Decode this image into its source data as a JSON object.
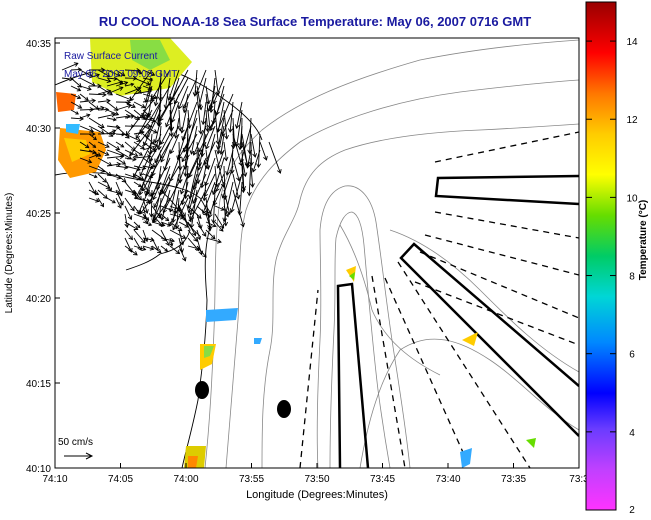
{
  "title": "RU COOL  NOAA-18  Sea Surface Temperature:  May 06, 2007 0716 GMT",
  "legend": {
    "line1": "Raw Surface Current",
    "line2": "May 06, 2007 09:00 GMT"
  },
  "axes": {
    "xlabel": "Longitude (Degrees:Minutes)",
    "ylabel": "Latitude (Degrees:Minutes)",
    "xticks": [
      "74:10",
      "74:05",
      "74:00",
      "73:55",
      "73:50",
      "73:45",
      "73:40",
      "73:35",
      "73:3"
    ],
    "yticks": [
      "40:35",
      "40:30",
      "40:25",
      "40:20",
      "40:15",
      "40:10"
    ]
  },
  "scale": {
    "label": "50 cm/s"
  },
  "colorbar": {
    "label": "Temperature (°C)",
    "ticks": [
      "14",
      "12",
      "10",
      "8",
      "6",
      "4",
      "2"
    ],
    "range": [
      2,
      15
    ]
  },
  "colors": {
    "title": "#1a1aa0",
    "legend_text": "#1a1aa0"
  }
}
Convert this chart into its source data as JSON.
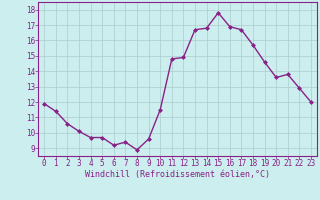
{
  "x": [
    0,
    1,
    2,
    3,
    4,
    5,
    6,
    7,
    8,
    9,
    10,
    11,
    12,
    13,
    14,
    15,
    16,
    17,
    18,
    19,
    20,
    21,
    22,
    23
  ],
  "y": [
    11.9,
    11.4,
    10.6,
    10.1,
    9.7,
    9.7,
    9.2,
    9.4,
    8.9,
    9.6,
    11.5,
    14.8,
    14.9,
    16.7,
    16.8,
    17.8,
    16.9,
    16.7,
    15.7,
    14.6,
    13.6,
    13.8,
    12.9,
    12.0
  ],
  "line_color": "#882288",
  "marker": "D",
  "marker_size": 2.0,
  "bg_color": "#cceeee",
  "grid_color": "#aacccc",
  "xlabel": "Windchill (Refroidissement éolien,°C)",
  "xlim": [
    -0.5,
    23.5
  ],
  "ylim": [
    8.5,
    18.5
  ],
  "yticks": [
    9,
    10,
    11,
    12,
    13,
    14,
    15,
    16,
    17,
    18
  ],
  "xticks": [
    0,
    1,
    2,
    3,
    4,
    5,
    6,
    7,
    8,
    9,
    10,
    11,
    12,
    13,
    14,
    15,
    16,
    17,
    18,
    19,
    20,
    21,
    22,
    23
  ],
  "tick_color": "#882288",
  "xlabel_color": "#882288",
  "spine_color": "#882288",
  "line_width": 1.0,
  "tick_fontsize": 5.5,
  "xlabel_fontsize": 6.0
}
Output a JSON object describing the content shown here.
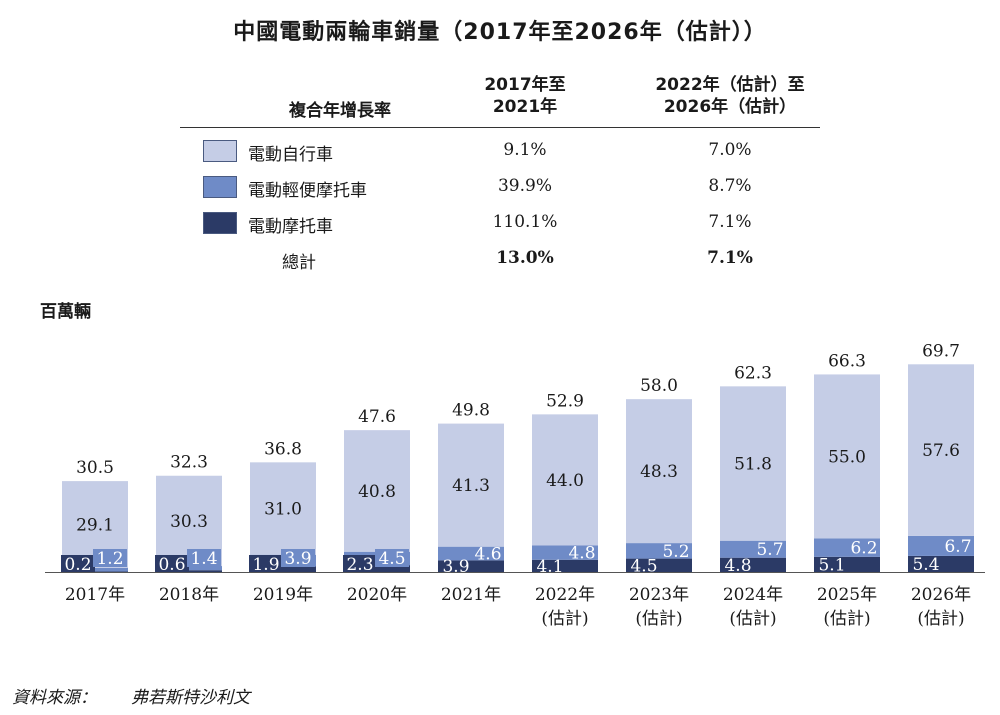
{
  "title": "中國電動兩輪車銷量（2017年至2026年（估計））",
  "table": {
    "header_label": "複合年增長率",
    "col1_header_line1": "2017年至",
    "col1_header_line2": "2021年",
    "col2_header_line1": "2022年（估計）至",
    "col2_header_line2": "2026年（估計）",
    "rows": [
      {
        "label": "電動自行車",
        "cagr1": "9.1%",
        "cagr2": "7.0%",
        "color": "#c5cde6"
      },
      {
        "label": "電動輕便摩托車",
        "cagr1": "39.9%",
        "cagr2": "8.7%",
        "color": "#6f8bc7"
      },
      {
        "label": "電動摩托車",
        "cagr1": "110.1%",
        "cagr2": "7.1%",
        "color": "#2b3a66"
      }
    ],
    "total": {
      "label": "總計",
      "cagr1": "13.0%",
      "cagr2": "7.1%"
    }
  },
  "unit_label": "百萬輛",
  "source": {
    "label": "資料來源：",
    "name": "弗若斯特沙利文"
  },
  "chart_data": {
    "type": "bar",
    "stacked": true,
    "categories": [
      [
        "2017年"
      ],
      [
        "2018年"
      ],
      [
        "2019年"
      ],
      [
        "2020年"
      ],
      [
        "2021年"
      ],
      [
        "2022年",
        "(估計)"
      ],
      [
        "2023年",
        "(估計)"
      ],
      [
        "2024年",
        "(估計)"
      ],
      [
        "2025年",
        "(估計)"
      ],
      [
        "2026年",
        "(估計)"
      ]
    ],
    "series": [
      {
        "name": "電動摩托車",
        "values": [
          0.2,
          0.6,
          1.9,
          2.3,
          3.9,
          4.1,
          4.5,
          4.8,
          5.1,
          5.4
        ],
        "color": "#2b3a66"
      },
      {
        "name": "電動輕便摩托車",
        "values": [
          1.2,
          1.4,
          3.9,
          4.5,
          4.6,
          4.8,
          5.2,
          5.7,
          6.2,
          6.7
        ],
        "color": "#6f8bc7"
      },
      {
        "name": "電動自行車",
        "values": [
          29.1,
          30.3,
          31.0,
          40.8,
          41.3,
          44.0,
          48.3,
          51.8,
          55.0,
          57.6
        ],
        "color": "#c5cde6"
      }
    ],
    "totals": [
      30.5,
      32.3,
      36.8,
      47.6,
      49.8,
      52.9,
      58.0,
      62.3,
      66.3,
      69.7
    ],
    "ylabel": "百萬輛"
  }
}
____________________
- **What is required**:
Please write out all the data again word for word, but not the pictures.

- **Written solution**:
Decode this image into its source data as a JSON object.
{
  "title": "RU COOL  NOAA-18  Sea Surface Temperature:  May 06, 2007 0716 GMT",
  "legend": {
    "line1": "Raw Surface Current",
    "line2": "May 06, 2007 09:00 GMT"
  },
  "axes": {
    "xlabel": "Longitude (Degrees:Minutes)",
    "ylabel": "Latitude (Degrees:Minutes)",
    "xticks": [
      "74:10",
      "74:05",
      "74:00",
      "73:55",
      "73:50",
      "73:45",
      "73:40",
      "73:35",
      "73:3"
    ],
    "yticks": [
      "40:35",
      "40:30",
      "40:25",
      "40:20",
      "40:15",
      "40:10"
    ]
  },
  "scale": {
    "label": "50 cm/s"
  },
  "colorbar": {
    "label": "Temperature (°C)",
    "ticks": [
      "14",
      "12",
      "10",
      "8",
      "6",
      "4",
      "2"
    ],
    "range": [
      2,
      15
    ]
  },
  "colors": {
    "title": "#1a1aa0",
    "legend_text": "#1a1aa0"
  }
}
Convert this chart into its source data as JSON.
{
  "x": [
    0,
    1,
    2,
    3,
    4,
    5,
    6,
    7,
    8,
    9,
    10,
    11,
    12,
    13,
    14,
    15,
    16,
    17,
    18,
    19,
    20,
    21,
    22,
    23
  ],
  "y": [
    11.9,
    11.4,
    10.6,
    10.1,
    9.7,
    9.7,
    9.2,
    9.4,
    8.9,
    9.6,
    11.5,
    14.8,
    14.9,
    16.7,
    16.8,
    17.8,
    16.9,
    16.7,
    15.7,
    14.6,
    13.6,
    13.8,
    12.9,
    12.0
  ],
  "line_color": "#882288",
  "marker": "D",
  "marker_size": 2.0,
  "bg_color": "#cceeee",
  "grid_color": "#aacccc",
  "xlabel": "Windchill (Refroidissement éolien,°C)",
  "xlim": [
    -0.5,
    23.5
  ],
  "ylim": [
    8.5,
    18.5
  ],
  "yticks": [
    9,
    10,
    11,
    12,
    13,
    14,
    15,
    16,
    17,
    18
  ],
  "xticks": [
    0,
    1,
    2,
    3,
    4,
    5,
    6,
    7,
    8,
    9,
    10,
    11,
    12,
    13,
    14,
    15,
    16,
    17,
    18,
    19,
    20,
    21,
    22,
    23
  ],
  "tick_color": "#882288",
  "xlabel_color": "#882288",
  "spine_color": "#882288",
  "line_width": 1.0,
  "tick_fontsize": 5.5,
  "xlabel_fontsize": 6.0
}
Output a JSON object describing the content shown here.
{
  "title": "中國電動兩輪車銷量（2017年至2026年（估計））",
  "table": {
    "header_label": "複合年增長率",
    "col1_header_line1": "2017年至",
    "col1_header_line2": "2021年",
    "col2_header_line1": "2022年（估計）至",
    "col2_header_line2": "2026年（估計）",
    "rows": [
      {
        "label": "電動自行車",
        "cagr1": "9.1%",
        "cagr2": "7.0%",
        "color": "#c5cde6"
      },
      {
        "label": "電動輕便摩托車",
        "cagr1": "39.9%",
        "cagr2": "8.7%",
        "color": "#6f8bc7"
      },
      {
        "label": "電動摩托車",
        "cagr1": "110.1%",
        "cagr2": "7.1%",
        "color": "#2b3a66"
      }
    ],
    "total": {
      "label": "總計",
      "cagr1": "13.0%",
      "cagr2": "7.1%"
    }
  },
  "unit_label": "百萬輛",
  "source": {
    "label": "資料來源：",
    "name": "弗若斯特沙利文"
  },
  "chart_data": {
    "type": "bar",
    "stacked": true,
    "categories": [
      [
        "2017年"
      ],
      [
        "2018年"
      ],
      [
        "2019年"
      ],
      [
        "2020年"
      ],
      [
        "2021年"
      ],
      [
        "2022年",
        "(估計)"
      ],
      [
        "2023年",
        "(估計)"
      ],
      [
        "2024年",
        "(估計)"
      ],
      [
        "2025年",
        "(估計)"
      ],
      [
        "2026年",
        "(估計)"
      ]
    ],
    "series": [
      {
        "name": "電動摩托車",
        "values": [
          0.2,
          0.6,
          1.9,
          2.3,
          3.9,
          4.1,
          4.5,
          4.8,
          5.1,
          5.4
        ],
        "color": "#2b3a66"
      },
      {
        "name": "電動輕便摩托車",
        "values": [
          1.2,
          1.4,
          3.9,
          4.5,
          4.6,
          4.8,
          5.2,
          5.7,
          6.2,
          6.7
        ],
        "color": "#6f8bc7"
      },
      {
        "name": "電動自行車",
        "values": [
          29.1,
          30.3,
          31.0,
          40.8,
          41.3,
          44.0,
          48.3,
          51.8,
          55.0,
          57.6
        ],
        "color": "#c5cde6"
      }
    ],
    "totals": [
      30.5,
      32.3,
      36.8,
      47.6,
      49.8,
      52.9,
      58.0,
      62.3,
      66.3,
      69.7
    ],
    "ylabel": "百萬輛"
  }
}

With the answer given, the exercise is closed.